**WORK TO DO:**
[1] In the custom model guide, what size chunk does the script-server-check command simulate?
[2] Please summarize the custom model guide in three sentences.

**SELECTED EXCERPT:**
Custom Model

This guide explains how to run your own custom model using the CellMap Flow CLI via the script interface.

Overview

To run a custom model:

Create a Python script that: - Loads and prepares your model. - Optionally defines how to process each chunk (advanced).
Use the CLI to launch the pipeline.

The CLI command looks like:

cellmap_flow script -s /path/to/your_script.py -d /path/to/input_data.zarr -q gpu_h100 -P cellmap

Minimum Requirements for Custom Scripts

When using cellmap_flow script, your Python script must define a configuration object (typically the global scope) that satisfies the following:

Required Attributes

Your script must define the following global-level variables or attributes:

model (optional): PyTorch model instance. Required if predict is not defined.
predict (optional): Custom callable to run predictions. Required if model is not defined.
read_shape (required): The shape of the input block (in world units or voxels).
write_shape (required): The shape of the output block (i.e., prediction size).
input_voxel_size (required): Size of a voxel in the input data.
output_voxel_size (required): Size of a voxel in the model output.
output_channels (required): Number of channels in the output prediction.
block_shape (required): Shape of each output block (must match write_shape + channels).

Testing Your Script

You can test your script locally using:

cellmap_flow script-server-check -s /path/to/your_script.py -d /path/to/input.zarr

This will simulate a small 2x2x2 chunk to ensure your setup works correctly.

Basic Script Template (PyTorch)

If you’re using PyTorch and your model is compatible with direct inference via .forward() or .eval(), you do not need to define a process_chunk function.

# pip install fly-organelles
from fly_organelles.model import StandardUnet
from funlib.geometry import Coordinate
import torch
import numpy as np

# Voxel size and chunk shape
input_voxel_size = (8, 8, 8)
output_voxel_size = Coordinate((8, 8, 8))
read_shape = Coordinate((178, 178, 178)) * Coordinate(input_voxel_size)
write_shape = Coordinate((56, 56, 56)) * Coordinate(input_voxel_size)

def load_eval_model(num_labels, checkpoint_path):
    model_backbone = StandardUnet(num_labels)
    device = torch.device("cuda" if torch.cuda.is_available() else "cpu")
    checkpoint = torch.load(checkpoint_path, weights_only=True, map_location=device)
    model_backbone.load_state_dict(checkpoint["model_state_dict"])
    model = torch.nn.Sequential(model_backbone, torch.nn.Sigmoid())
    model.to(device)
    model.eval()
    return model

CHECKPOINT_PATH = "/path/to/your/model_checkpoint"
output_channels = 8  # Set according to your model
model = load_eval_model(output_channels, CHECKPOINT_PATH)
block_shape = np.array((56, 56, 56, output_channels))

**DATA ENTRIES:**
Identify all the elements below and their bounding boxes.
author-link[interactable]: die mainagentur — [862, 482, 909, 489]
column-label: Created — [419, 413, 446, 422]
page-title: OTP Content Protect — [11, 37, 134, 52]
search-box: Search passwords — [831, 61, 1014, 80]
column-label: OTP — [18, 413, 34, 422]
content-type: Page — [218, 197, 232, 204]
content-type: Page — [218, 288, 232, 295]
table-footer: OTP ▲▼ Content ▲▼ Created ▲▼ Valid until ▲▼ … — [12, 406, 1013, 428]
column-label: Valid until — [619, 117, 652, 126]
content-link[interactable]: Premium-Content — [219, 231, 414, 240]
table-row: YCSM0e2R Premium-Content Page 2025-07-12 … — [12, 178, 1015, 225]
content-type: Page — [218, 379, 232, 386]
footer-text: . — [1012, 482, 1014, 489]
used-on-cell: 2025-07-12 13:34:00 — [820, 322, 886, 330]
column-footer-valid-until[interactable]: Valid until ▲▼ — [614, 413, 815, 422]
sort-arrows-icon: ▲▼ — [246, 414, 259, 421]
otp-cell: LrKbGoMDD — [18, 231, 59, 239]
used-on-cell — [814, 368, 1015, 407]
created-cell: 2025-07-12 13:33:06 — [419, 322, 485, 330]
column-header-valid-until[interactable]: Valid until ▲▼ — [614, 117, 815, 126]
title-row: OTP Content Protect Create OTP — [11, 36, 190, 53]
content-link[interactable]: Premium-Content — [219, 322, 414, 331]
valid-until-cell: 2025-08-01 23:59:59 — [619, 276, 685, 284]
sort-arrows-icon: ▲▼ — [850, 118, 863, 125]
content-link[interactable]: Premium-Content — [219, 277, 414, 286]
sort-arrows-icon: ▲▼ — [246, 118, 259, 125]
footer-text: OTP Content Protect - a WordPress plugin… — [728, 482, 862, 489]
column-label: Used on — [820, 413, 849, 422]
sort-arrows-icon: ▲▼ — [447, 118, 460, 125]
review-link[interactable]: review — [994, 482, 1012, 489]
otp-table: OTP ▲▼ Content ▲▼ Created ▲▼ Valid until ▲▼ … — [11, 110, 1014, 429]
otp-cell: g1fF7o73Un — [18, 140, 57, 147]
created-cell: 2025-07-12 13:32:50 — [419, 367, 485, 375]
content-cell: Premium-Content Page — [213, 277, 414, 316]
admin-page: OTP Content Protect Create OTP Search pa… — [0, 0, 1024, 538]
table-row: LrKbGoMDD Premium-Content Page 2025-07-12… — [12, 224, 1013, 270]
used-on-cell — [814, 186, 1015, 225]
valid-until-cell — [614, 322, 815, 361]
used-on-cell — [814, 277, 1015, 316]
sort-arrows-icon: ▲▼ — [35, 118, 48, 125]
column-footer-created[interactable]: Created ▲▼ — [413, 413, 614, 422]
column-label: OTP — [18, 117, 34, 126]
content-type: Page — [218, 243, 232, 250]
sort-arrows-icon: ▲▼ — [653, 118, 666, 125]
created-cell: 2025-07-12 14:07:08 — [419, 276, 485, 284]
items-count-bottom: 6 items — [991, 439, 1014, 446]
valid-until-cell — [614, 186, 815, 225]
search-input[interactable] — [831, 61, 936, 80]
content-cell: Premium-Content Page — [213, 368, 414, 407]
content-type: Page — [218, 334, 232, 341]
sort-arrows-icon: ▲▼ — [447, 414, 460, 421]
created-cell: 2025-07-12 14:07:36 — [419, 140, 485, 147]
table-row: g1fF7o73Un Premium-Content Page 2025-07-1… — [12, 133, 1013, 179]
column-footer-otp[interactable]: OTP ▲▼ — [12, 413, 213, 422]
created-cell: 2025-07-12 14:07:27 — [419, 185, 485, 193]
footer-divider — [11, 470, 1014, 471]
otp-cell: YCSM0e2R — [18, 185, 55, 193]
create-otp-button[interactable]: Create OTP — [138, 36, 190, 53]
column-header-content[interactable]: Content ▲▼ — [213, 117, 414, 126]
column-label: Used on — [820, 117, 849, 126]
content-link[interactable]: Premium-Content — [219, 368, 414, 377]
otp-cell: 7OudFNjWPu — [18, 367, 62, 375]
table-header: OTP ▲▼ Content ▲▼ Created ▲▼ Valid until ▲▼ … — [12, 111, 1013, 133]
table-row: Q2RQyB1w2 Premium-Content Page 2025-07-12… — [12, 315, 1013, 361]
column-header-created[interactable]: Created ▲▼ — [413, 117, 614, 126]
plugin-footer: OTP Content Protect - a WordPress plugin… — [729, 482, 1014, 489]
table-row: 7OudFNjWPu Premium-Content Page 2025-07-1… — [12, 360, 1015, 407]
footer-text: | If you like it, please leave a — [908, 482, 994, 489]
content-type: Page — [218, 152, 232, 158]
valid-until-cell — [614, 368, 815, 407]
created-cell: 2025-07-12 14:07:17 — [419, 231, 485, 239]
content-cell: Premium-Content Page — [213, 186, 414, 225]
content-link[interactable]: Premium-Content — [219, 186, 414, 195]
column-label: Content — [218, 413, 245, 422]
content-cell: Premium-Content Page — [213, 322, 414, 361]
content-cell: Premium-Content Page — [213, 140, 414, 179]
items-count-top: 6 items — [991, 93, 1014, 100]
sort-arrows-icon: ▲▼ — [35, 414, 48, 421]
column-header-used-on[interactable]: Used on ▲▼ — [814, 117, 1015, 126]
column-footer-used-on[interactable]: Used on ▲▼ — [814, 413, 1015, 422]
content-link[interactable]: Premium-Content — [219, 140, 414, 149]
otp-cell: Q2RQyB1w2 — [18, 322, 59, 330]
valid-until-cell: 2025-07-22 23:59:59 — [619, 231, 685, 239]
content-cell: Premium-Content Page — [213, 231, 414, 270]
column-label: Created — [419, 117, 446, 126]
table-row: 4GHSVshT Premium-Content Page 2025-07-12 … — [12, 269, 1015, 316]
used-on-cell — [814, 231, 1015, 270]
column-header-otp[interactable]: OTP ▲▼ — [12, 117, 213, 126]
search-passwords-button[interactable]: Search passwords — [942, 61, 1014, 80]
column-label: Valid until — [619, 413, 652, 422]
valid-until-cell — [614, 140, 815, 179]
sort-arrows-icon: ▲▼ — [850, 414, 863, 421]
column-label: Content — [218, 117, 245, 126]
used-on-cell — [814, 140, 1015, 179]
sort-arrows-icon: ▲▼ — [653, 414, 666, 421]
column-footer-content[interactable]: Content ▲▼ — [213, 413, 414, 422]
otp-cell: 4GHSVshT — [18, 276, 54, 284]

**THE REPLIES:**
[1] A small 2x2x2 chunk.

[2] The guide explains how to run a custom model with the CellMap Flow CLI: write a Python script that loads and prepares the model, then use the CLI to launch the pipeline. The script must define read_shape, write_shape, input_voxel_size, output_voxel_size, output_channels and block_shape, along with either a PyTorch model or a custom predict callable. A script can be tested locally with script-server-check, and a PyTorch model that supports direct inference needs no process_chunk function.